▶ **Exercise prompt**: Pull out every line in the data that has the string "annotation" in it.

## BEGIN

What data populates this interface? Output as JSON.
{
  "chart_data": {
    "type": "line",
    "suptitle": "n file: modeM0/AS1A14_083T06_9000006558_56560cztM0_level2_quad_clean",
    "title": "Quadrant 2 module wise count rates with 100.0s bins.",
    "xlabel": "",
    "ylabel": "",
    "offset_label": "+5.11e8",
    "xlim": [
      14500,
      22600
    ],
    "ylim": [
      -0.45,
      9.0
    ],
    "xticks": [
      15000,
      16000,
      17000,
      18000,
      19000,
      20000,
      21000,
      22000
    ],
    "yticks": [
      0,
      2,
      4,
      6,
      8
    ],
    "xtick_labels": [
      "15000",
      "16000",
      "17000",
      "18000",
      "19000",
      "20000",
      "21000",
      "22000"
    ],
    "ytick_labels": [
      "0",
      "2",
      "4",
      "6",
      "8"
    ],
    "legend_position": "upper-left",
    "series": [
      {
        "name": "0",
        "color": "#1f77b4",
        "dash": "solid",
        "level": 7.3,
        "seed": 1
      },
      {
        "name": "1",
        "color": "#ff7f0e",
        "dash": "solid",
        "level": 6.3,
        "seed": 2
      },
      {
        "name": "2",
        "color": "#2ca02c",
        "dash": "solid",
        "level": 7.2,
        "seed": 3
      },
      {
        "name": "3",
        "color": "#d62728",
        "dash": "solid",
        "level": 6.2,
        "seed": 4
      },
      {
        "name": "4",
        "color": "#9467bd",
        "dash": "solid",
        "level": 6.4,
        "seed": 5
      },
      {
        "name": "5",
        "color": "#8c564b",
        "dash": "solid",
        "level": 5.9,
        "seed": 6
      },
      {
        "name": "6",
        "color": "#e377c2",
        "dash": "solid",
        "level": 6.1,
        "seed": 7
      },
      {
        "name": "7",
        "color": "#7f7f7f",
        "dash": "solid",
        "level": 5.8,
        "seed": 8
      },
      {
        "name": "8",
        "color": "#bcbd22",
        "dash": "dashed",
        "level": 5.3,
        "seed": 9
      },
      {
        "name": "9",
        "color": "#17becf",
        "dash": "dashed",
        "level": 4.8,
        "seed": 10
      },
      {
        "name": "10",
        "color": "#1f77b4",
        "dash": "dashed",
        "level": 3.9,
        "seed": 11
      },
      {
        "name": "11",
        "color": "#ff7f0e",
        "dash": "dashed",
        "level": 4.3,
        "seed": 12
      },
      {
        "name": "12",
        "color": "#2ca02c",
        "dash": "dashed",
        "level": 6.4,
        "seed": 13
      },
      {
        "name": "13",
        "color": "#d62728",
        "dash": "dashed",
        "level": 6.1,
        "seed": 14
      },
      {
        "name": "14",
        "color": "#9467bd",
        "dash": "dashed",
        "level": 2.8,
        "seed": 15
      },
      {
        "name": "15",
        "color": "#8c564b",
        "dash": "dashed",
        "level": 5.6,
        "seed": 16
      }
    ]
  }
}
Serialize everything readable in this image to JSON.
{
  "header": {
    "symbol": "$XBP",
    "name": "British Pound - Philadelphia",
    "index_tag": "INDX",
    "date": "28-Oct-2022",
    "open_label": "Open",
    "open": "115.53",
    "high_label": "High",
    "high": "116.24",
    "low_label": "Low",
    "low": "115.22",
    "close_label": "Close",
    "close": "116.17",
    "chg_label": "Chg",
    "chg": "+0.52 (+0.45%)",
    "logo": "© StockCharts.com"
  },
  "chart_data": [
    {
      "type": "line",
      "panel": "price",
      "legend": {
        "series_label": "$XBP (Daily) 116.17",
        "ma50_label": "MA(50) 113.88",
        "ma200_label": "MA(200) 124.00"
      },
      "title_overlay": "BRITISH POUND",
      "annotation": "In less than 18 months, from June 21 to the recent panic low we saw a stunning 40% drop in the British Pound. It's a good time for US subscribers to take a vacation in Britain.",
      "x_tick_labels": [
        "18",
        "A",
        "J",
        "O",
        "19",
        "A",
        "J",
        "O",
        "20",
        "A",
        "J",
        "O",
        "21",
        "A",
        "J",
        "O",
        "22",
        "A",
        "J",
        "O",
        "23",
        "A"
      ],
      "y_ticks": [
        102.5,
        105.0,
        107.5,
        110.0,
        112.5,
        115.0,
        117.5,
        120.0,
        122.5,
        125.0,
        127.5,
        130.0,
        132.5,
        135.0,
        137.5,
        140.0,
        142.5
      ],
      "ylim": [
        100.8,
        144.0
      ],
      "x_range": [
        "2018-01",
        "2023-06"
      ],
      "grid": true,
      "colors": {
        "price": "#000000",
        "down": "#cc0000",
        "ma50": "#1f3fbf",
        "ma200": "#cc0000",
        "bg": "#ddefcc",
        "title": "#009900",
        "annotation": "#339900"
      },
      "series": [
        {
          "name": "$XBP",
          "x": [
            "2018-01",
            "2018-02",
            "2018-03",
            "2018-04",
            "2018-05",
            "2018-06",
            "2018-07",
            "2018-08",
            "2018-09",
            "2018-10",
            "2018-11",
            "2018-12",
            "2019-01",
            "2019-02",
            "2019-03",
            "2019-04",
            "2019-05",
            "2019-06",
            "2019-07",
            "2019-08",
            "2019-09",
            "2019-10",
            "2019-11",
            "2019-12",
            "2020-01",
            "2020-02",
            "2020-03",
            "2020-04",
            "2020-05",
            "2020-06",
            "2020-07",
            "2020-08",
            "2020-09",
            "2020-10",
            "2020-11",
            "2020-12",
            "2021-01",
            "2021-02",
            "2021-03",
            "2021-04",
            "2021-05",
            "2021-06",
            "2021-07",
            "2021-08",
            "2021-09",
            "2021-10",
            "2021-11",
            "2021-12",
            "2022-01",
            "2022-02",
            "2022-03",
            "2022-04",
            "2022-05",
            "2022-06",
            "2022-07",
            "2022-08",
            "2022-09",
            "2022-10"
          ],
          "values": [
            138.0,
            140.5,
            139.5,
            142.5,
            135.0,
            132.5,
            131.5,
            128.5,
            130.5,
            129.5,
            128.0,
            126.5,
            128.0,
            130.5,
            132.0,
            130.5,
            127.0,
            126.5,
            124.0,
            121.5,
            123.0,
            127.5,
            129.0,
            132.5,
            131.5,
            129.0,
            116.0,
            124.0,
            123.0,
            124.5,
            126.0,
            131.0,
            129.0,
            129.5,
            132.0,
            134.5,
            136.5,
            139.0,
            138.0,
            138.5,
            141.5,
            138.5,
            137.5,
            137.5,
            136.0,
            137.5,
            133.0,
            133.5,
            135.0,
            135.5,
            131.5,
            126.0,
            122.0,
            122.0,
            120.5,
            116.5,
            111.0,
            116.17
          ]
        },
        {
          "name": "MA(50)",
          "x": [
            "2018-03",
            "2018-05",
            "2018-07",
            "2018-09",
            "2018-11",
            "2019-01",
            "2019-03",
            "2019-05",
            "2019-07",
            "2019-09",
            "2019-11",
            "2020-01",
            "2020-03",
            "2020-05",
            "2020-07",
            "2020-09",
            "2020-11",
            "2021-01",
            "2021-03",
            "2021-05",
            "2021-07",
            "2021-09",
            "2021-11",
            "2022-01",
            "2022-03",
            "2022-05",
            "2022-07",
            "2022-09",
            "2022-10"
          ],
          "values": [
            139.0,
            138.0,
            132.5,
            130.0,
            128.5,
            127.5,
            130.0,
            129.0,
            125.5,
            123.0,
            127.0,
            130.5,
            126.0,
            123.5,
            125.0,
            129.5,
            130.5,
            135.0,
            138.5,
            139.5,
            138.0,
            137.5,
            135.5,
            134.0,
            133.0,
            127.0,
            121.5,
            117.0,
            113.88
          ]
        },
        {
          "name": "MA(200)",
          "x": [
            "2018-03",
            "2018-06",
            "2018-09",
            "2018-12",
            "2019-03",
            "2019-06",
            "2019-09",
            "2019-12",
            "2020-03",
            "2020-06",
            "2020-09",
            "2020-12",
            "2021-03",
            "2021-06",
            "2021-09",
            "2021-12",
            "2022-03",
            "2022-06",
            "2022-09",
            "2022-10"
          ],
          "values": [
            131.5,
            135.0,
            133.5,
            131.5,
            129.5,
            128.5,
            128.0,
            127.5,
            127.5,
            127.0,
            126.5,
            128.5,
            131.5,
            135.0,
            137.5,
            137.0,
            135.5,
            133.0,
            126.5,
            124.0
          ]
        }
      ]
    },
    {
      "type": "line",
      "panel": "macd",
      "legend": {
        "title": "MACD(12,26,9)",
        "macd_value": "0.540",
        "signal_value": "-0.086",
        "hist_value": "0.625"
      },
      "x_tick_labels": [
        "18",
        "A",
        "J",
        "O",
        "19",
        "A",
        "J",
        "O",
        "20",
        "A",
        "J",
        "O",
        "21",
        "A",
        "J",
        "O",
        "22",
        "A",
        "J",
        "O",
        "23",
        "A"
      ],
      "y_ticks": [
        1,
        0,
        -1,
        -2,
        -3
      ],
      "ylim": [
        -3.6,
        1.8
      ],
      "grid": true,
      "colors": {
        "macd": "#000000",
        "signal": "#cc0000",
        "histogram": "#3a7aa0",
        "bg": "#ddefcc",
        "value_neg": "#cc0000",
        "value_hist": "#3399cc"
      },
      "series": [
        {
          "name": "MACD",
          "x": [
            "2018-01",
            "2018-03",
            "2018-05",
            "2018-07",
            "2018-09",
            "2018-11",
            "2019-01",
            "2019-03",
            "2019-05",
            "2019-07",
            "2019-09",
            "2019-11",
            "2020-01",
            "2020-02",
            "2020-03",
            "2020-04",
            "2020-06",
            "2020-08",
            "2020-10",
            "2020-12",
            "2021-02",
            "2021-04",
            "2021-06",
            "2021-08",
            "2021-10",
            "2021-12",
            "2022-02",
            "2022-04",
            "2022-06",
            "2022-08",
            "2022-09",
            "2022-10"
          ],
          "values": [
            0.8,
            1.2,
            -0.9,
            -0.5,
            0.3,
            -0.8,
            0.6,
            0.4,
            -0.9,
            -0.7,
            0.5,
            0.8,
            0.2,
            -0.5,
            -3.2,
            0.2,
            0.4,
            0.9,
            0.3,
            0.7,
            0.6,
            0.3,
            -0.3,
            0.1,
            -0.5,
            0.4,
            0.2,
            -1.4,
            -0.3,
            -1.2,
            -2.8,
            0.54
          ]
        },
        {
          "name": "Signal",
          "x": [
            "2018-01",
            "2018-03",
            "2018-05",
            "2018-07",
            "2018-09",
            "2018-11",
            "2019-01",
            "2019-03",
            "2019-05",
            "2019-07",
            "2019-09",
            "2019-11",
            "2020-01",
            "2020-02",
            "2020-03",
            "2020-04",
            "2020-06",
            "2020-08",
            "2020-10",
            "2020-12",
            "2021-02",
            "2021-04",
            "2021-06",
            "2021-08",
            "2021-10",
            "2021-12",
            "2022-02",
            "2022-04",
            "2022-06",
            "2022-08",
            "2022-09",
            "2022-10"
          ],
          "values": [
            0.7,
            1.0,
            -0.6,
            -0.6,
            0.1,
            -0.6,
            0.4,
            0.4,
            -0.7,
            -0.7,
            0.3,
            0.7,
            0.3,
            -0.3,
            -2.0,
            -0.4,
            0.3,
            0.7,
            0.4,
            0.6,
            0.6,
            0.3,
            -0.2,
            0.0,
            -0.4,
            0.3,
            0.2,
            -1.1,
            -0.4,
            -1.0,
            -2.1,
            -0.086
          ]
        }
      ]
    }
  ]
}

## END

▶ **The answer**:
      "annotation": "In less than 18 months, from June 21 to the recent panic low we saw a stunning 40% drop in the British Pound. It's a good time for US subscribers to take a vacation in Britain.",
        "annotation": "#339900"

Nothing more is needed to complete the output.